• PROBLEM
Output every entry exactly as written, but omit the pictures.

• A run of records
/---

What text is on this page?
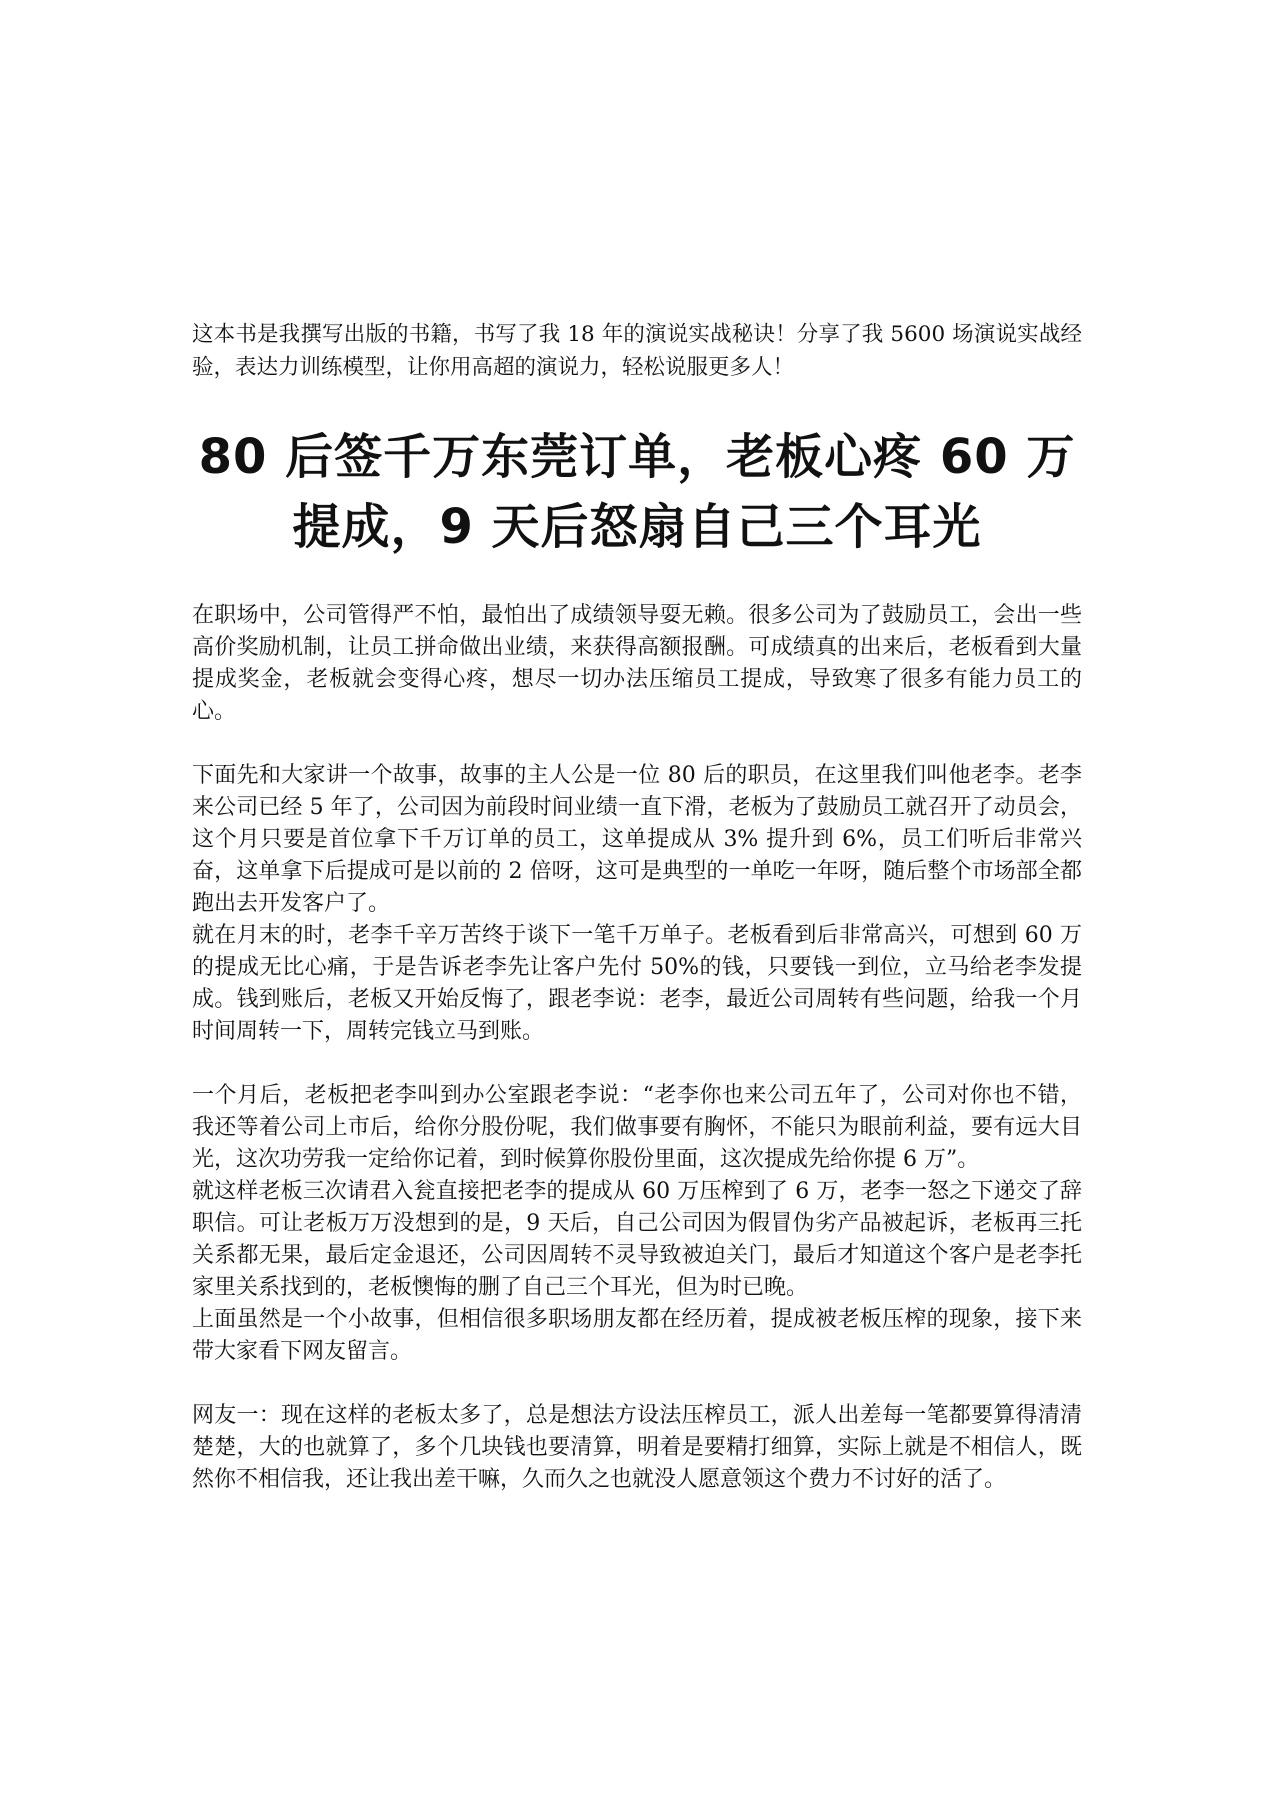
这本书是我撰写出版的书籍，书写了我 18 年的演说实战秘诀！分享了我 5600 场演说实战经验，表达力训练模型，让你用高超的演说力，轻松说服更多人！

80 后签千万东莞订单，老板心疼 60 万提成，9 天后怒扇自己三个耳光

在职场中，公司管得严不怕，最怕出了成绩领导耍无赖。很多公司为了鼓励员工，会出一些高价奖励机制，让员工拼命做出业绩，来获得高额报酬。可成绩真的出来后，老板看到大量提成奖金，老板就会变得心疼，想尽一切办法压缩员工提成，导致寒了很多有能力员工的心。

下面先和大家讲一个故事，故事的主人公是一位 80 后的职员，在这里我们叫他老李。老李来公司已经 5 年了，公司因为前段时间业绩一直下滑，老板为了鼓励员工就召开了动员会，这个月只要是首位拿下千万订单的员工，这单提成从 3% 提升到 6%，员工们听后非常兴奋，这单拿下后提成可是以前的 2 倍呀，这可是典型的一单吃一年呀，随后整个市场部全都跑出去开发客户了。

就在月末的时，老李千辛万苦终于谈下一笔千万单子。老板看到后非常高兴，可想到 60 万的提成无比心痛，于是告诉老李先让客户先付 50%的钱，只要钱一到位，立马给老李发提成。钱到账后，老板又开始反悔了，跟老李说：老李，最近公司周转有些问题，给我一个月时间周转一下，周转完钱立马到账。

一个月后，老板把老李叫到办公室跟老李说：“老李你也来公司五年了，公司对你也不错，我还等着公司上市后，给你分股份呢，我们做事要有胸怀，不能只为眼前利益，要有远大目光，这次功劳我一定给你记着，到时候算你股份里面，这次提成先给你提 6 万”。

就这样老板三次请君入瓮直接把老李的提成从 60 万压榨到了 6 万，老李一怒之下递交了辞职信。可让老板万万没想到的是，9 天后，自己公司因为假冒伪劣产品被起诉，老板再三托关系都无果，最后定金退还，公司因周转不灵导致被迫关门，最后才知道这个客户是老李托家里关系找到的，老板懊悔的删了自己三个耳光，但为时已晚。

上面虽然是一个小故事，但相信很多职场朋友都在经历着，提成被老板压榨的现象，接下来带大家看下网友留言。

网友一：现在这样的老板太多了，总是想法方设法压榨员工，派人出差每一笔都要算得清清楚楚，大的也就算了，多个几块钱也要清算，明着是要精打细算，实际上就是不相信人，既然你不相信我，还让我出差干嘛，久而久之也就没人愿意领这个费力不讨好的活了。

\---

• RESULT
What text is on this page?
这本书是我撰写出版的书籍，书写了我 18 年的演说实战秘诀！分享了我 5600 场演说实战经验，表达力训练模型，让你用高超的演说力，轻松说服更多人！

80 后签千万东莞订单，老板心疼 60 万提成，9 天后怒扇自己三个耳光

在职场中，公司管得严不怕，最怕出了成绩领导耍无赖。很多公司为了鼓励员工，会出一些高价奖励机制，让员工拼命做出业绩，来获得高额报酬。可成绩真的出来后，老板看到大量提成奖金，老板就会变得心疼，想尽一切办法压缩员工提成，导致寒了很多有能力员工的心。

下面先和大家讲一个故事，故事的主人公是一位 80 后的职员，在这里我们叫他老李。老李来公司已经 5 年了，公司因为前段时间业绩一直下滑，老板为了鼓励员工就召开了动员会，这个月只要是首位拿下千万订单的员工，这单提成从 3% 提升到 6%，员工们听后非常兴奋，这单拿下后提成可是以前的 2 倍呀，这可是典型的一单吃一年呀，随后整个市场部全都跑出去开发客户了。

就在月末的时，老李千辛万苦终于谈下一笔千万单子。老板看到后非常高兴，可想到 60 万的提成无比心痛，于是告诉老李先让客户先付 50%的钱，只要钱一到位，立马给老李发提成。钱到账后，老板又开始反悔了，跟老李说：老李，最近公司周转有些问题，给我一个月时间周转一下，周转完钱立马到账。

一个月后，老板把老李叫到办公室跟老李说：“老李你也来公司五年了，公司对你也不错，我还等着公司上市后，给你分股份呢，我们做事要有胸怀，不能只为眼前利益，要有远大目光，这次功劳我一定给你记着，到时候算你股份里面，这次提成先给你提 6 万”。

就这样老板三次请君入瓮直接把老李的提成从 60 万压榨到了 6 万，老李一怒之下递交了辞职信。可让老板万万没想到的是，9 天后，自己公司因为假冒伪劣产品被起诉，老板再三托关系都无果，最后定金退还，公司因周转不灵导致被迫关门，最后才知道这个客户是老李托家里关系找到的，老板懊悔的删了自己三个耳光，但为时已晚。

上面虽然是一个小故事，但相信很多职场朋友都在经历着，提成被老板压榨的现象，接下来带大家看下网友留言。

网友一：现在这样的老板太多了，总是想法方设法压榨员工，派人出差每一笔都要算得清清楚楚，大的也就算了，多个几块钱也要清算，明着是要精打细算，实际上就是不相信人，既然你不相信我，还让我出差干嘛，久而久之也就没人愿意领这个费力不讨好的活了。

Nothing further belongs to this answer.